▸ **Your objective**: Find the word "symbol" in the listing; pull out each line holding it.

▸ **Working data**:
- - -

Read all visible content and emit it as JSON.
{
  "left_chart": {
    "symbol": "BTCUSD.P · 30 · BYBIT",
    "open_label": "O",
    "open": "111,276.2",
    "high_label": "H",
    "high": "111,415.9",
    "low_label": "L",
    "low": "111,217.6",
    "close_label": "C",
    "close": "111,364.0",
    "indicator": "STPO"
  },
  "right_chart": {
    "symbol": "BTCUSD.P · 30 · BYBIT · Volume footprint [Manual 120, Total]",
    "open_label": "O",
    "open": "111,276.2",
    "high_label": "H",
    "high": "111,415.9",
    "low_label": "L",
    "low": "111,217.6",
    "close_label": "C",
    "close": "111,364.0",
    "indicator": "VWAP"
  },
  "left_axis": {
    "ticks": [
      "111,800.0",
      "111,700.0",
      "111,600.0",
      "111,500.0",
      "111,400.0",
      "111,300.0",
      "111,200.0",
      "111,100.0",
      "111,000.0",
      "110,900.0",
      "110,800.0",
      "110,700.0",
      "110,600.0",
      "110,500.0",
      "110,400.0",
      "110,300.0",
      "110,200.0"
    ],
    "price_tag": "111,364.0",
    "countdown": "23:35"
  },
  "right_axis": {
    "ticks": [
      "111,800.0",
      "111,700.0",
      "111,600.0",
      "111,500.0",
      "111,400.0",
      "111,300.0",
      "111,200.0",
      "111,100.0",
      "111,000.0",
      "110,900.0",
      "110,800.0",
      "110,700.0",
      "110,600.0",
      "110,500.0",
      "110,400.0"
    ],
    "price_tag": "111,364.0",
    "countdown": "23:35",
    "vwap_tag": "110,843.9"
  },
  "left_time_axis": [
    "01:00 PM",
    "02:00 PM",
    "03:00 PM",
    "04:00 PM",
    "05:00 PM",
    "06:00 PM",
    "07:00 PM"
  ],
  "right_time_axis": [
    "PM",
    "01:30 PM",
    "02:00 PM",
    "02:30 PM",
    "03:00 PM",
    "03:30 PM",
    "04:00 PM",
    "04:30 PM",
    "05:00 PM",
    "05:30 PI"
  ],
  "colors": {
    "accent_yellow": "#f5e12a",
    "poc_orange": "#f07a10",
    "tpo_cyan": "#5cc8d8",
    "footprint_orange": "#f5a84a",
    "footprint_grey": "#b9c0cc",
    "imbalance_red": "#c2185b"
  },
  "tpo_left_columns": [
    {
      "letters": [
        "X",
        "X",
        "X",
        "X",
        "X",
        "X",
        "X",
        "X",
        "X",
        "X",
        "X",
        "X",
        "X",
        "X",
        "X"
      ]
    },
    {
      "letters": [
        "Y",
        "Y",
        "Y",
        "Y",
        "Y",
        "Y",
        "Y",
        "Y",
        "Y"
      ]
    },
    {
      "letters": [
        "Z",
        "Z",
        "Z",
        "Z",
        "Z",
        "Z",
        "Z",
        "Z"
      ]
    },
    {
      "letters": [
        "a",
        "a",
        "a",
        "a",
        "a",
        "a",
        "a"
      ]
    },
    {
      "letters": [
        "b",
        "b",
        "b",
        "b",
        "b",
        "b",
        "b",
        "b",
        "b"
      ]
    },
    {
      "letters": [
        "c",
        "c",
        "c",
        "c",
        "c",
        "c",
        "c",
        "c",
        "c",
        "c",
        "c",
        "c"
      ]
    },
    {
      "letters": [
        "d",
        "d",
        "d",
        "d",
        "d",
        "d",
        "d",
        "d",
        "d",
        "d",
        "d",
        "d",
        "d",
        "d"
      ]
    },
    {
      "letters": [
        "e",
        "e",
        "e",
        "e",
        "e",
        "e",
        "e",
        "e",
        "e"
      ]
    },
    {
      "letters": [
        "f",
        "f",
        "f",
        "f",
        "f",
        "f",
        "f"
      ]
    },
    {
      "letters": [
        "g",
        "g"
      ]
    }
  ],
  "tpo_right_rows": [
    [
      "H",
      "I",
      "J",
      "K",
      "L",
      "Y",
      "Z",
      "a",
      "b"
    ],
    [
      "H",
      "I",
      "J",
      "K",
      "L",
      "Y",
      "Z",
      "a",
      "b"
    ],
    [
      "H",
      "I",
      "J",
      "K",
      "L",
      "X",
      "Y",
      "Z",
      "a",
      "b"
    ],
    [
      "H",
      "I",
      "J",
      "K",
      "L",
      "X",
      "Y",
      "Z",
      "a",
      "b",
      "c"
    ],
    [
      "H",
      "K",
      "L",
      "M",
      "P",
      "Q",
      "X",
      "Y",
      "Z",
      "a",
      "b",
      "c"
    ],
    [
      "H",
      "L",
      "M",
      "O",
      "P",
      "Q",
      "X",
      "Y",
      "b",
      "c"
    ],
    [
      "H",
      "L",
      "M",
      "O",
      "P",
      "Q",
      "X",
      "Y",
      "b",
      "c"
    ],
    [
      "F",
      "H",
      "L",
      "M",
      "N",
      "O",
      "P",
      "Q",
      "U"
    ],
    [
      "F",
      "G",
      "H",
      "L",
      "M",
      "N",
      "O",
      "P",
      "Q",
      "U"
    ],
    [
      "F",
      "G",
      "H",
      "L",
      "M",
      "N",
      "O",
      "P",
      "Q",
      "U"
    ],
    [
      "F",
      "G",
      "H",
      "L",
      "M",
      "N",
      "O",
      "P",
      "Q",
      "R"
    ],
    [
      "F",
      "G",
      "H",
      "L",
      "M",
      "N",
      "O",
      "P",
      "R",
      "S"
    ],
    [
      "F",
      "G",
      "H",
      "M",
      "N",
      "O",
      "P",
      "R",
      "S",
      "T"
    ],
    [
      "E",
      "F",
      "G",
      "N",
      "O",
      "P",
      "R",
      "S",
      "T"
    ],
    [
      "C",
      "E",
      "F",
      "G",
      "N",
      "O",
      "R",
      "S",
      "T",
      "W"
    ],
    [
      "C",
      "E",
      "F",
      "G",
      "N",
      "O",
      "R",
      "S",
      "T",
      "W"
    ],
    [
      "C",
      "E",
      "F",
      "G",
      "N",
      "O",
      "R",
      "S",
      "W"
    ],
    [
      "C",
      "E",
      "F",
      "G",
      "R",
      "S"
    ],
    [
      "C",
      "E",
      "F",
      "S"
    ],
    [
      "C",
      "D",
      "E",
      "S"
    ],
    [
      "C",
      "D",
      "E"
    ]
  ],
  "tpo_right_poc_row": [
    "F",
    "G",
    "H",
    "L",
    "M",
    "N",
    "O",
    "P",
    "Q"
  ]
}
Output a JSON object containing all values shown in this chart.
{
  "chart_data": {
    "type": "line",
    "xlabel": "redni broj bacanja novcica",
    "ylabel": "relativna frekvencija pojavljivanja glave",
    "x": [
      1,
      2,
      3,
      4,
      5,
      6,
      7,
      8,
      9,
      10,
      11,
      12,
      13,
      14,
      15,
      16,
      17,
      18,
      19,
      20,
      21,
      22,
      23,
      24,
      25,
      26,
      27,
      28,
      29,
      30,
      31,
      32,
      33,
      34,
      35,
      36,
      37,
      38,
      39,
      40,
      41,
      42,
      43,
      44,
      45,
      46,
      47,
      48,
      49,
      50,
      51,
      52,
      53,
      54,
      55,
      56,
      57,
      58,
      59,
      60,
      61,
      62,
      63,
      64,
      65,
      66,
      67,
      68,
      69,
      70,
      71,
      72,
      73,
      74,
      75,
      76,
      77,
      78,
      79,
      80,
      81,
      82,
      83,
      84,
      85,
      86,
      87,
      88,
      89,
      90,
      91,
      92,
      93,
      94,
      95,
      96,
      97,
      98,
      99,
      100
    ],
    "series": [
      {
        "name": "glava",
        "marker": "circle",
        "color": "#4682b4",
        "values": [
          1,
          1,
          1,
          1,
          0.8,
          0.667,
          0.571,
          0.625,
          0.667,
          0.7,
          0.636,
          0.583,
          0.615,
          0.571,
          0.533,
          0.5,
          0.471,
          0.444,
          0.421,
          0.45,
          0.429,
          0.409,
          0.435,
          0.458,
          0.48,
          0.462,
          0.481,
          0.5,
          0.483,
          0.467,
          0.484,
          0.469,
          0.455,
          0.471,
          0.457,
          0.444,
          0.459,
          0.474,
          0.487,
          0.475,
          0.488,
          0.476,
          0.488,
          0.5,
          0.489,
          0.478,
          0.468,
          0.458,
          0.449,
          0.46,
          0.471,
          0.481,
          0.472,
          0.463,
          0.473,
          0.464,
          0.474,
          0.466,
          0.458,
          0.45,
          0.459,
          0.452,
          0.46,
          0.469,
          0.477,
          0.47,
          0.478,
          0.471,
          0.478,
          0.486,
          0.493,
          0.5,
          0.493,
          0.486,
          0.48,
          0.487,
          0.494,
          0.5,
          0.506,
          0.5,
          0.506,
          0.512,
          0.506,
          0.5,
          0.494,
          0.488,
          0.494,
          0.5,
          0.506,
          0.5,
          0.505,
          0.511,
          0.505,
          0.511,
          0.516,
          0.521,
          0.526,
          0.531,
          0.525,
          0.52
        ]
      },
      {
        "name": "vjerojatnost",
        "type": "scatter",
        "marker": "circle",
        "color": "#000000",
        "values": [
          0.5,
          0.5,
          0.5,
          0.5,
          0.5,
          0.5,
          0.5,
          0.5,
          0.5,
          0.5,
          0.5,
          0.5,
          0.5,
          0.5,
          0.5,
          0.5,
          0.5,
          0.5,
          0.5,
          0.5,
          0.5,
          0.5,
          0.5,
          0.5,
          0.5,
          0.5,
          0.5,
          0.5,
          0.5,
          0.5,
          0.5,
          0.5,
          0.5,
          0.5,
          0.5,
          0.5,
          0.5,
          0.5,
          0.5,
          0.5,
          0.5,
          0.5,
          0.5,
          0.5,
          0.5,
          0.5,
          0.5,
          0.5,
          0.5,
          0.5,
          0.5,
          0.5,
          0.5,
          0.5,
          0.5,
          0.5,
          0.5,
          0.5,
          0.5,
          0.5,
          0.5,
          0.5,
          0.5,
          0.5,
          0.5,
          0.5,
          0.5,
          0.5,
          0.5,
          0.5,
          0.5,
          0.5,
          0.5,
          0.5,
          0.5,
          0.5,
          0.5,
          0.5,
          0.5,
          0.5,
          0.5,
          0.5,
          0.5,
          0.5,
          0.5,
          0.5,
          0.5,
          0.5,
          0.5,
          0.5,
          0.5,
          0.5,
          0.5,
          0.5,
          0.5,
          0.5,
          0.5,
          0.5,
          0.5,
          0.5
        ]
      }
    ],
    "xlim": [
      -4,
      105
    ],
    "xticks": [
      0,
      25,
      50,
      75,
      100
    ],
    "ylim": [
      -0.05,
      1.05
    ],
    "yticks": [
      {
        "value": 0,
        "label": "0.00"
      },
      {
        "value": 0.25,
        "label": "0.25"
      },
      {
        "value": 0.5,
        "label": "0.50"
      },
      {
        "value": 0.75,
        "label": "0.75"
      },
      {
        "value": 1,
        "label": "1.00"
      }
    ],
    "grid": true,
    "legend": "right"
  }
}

- - -

▸ **Task result**:
    "symbol": "BTCUSD.P · 30 · BYBIT",
    "symbol": "BTCUSD.P · 30 · BYBIT · Volume footprint [Manual 120, Total]",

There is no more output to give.